Report how many lines of the entries below contain the word "this", and nothing more.

· · · ·

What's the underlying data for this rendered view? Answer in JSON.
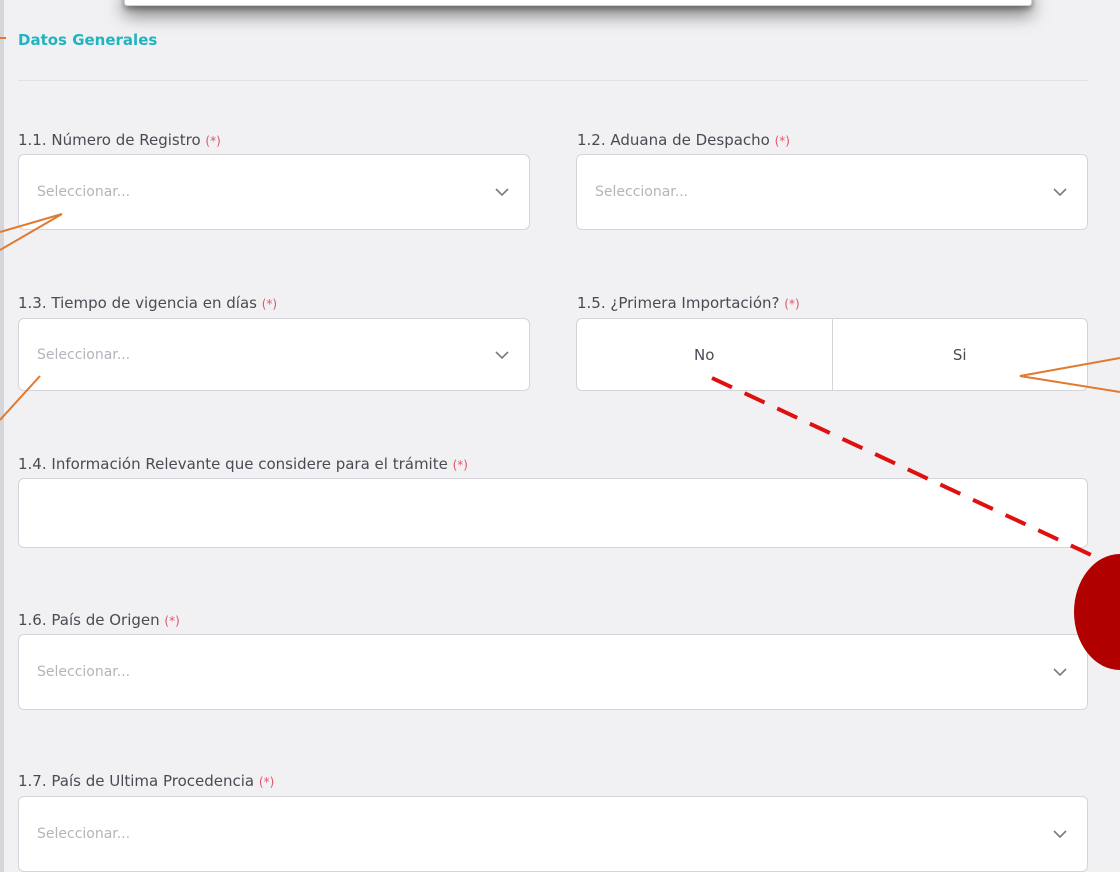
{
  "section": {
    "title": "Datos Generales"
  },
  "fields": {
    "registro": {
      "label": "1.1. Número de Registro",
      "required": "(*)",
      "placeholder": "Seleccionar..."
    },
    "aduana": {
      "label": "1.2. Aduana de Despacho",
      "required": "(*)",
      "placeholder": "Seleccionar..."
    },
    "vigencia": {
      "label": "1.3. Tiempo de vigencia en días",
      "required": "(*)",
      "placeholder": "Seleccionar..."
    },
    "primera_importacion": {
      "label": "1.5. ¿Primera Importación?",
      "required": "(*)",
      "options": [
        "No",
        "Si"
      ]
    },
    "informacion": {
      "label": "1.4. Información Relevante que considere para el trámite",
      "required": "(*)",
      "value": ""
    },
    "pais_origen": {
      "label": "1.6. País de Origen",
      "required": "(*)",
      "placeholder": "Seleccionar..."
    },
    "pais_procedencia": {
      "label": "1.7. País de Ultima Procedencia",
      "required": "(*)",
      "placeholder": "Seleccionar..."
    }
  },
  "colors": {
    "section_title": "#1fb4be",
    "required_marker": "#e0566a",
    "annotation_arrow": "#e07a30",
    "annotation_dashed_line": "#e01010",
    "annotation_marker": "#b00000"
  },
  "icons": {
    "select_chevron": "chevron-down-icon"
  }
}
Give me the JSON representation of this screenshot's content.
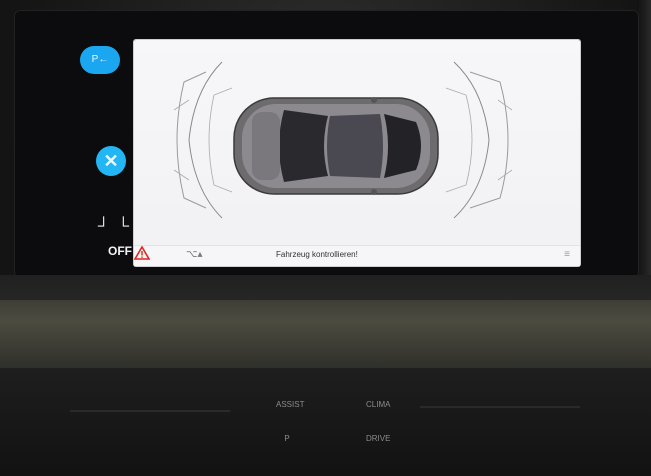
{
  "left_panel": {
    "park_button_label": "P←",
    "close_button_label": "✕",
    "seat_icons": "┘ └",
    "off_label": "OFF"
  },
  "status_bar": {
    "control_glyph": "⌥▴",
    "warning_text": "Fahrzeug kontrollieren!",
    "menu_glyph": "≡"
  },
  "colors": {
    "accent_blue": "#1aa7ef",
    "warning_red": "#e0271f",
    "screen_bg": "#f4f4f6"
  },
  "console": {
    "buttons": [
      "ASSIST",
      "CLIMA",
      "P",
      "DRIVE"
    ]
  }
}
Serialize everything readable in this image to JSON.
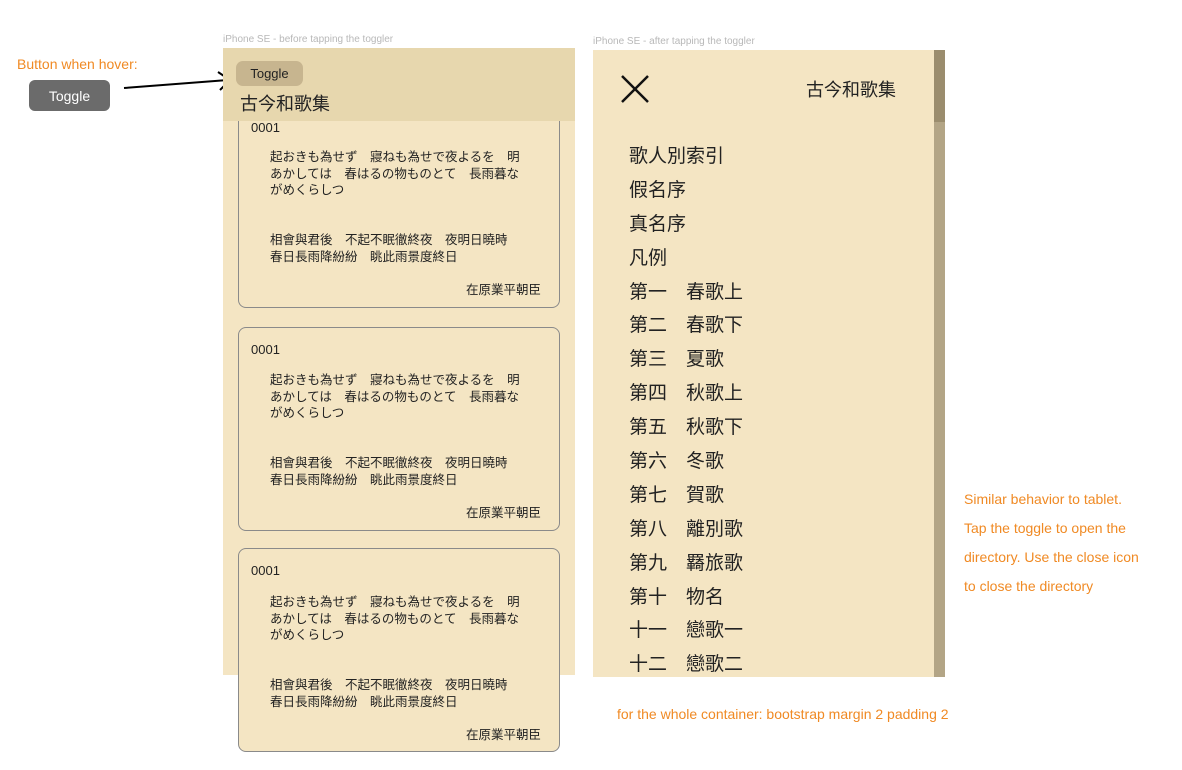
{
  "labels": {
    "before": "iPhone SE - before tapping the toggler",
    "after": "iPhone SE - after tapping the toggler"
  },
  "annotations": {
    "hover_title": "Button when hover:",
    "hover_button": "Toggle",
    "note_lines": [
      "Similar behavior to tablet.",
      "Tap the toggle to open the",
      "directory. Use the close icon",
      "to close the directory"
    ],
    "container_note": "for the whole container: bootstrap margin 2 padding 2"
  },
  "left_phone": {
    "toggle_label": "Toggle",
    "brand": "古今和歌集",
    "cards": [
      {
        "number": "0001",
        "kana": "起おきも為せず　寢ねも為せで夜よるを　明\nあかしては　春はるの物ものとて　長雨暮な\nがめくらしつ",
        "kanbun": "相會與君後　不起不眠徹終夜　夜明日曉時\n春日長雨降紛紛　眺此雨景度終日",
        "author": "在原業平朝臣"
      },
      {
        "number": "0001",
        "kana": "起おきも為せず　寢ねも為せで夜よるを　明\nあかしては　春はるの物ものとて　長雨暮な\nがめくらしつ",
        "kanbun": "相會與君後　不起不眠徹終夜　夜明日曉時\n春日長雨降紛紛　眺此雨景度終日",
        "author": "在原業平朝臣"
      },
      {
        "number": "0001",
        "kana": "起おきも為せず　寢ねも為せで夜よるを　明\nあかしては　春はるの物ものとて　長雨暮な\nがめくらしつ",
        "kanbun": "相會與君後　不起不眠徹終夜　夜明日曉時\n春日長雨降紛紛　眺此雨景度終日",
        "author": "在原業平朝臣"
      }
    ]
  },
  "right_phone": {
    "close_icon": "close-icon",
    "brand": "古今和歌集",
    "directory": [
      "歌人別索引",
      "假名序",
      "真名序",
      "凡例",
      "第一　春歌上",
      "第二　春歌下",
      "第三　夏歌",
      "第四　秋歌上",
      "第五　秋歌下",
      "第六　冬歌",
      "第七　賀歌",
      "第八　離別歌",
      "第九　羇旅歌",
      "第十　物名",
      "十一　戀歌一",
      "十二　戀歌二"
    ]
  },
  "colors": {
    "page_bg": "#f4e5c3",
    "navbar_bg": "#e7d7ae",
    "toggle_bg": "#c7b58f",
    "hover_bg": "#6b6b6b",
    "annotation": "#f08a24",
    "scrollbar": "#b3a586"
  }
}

· · · ·

EXPECTED ANSWER:
3